■ What you will do: Collect all the lines that mention the word "Reflectie".

(Stored data)
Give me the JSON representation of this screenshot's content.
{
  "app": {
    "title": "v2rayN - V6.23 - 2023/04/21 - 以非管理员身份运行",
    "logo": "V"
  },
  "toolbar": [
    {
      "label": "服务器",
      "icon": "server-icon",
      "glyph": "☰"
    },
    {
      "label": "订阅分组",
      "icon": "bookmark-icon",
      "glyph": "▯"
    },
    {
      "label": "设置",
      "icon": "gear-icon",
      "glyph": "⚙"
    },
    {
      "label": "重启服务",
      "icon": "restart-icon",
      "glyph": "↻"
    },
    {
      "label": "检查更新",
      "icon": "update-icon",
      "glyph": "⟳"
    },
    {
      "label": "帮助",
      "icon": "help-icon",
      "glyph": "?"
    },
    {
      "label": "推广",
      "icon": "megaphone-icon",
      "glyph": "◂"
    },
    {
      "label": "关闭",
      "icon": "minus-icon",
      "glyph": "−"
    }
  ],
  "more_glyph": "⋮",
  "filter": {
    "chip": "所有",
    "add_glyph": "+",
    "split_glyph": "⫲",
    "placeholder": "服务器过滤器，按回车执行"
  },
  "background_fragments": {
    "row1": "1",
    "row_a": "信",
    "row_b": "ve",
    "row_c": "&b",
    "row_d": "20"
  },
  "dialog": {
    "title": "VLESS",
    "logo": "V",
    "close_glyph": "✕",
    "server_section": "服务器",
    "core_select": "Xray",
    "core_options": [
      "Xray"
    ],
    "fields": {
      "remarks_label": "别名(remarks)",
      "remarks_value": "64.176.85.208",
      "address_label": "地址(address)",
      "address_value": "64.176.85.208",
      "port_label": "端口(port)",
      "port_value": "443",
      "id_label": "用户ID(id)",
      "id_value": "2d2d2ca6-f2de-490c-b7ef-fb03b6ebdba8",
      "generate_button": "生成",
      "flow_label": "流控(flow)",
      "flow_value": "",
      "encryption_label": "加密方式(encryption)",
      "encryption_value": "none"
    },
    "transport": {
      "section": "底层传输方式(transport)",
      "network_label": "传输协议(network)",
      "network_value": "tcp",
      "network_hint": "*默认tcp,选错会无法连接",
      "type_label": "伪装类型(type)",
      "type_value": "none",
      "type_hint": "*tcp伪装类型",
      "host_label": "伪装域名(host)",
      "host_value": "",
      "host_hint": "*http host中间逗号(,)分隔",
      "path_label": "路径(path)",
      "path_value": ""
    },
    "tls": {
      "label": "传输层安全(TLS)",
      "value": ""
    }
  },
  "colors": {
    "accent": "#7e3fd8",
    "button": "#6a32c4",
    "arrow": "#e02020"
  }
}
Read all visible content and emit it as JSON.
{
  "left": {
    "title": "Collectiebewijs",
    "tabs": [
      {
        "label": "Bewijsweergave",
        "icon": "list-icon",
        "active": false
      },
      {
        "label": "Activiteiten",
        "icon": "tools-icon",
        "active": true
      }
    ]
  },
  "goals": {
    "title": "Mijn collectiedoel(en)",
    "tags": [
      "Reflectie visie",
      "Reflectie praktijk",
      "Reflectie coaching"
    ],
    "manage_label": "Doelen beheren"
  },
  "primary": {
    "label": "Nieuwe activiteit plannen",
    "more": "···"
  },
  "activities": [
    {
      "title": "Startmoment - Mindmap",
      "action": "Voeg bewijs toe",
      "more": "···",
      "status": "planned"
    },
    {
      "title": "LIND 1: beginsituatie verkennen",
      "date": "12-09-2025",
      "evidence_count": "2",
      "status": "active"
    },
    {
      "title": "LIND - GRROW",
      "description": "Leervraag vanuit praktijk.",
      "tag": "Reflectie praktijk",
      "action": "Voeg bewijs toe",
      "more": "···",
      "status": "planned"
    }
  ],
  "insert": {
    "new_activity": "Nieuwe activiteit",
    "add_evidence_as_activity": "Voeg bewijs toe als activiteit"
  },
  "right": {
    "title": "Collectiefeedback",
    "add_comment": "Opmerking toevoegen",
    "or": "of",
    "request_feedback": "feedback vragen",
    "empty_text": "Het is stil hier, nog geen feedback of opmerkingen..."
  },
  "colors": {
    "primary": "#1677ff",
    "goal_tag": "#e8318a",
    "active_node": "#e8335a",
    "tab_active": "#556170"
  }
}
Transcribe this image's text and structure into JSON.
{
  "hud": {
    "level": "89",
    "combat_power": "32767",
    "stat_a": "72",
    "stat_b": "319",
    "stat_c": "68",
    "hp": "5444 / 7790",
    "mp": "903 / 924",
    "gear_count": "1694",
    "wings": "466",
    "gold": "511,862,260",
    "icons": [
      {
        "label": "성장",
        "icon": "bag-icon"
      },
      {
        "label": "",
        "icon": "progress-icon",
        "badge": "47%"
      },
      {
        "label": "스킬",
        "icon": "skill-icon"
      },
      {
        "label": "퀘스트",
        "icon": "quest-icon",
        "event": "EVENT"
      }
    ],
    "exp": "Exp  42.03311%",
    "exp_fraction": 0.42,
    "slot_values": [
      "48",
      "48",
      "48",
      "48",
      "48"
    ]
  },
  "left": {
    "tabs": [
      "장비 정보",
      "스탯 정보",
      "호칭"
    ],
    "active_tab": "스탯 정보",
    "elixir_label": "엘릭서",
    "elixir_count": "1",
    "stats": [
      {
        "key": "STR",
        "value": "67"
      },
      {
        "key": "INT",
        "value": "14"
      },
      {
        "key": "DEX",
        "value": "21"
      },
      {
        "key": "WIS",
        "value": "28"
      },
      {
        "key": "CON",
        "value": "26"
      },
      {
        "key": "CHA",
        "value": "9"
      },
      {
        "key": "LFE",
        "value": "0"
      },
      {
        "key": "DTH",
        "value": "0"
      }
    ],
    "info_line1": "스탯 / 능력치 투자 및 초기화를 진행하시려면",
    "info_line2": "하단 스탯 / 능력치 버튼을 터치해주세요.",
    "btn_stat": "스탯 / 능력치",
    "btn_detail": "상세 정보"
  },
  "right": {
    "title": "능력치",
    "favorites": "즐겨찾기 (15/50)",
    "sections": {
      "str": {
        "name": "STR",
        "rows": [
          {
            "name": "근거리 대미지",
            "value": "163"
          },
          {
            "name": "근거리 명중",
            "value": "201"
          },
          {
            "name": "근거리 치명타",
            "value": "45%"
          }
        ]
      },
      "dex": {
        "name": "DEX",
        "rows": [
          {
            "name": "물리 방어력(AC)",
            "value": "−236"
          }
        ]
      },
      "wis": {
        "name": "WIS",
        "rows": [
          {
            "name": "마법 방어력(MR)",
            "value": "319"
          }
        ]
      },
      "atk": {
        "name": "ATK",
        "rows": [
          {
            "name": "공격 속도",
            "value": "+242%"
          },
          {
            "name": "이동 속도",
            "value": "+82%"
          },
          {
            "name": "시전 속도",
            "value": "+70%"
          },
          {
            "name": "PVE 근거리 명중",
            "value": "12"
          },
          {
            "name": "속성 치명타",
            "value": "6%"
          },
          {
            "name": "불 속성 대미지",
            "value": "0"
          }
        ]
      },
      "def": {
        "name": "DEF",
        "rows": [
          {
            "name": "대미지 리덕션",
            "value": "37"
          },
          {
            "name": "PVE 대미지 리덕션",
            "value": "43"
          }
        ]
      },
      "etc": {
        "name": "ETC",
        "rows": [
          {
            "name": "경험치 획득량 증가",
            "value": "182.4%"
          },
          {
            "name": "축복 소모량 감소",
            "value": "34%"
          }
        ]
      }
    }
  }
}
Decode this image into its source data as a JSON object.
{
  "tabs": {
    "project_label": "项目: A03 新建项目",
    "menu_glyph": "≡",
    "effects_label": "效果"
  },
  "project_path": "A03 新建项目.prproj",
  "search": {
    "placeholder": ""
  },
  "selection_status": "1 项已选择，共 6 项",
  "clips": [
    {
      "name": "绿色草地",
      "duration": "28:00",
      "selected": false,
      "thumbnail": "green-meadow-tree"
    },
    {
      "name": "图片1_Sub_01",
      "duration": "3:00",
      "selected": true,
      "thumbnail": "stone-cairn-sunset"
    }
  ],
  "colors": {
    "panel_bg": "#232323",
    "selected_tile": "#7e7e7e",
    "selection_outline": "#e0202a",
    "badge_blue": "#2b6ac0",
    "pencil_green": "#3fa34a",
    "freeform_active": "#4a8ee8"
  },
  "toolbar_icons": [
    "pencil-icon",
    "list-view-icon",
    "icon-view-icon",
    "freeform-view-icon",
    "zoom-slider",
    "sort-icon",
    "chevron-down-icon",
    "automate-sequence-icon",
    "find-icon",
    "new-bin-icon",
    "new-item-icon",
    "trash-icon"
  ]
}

■ Full answer:
      "Reflectie visie",
      "Reflectie praktijk",
      "Reflectie coaching"
      "tag": "Reflectie praktijk",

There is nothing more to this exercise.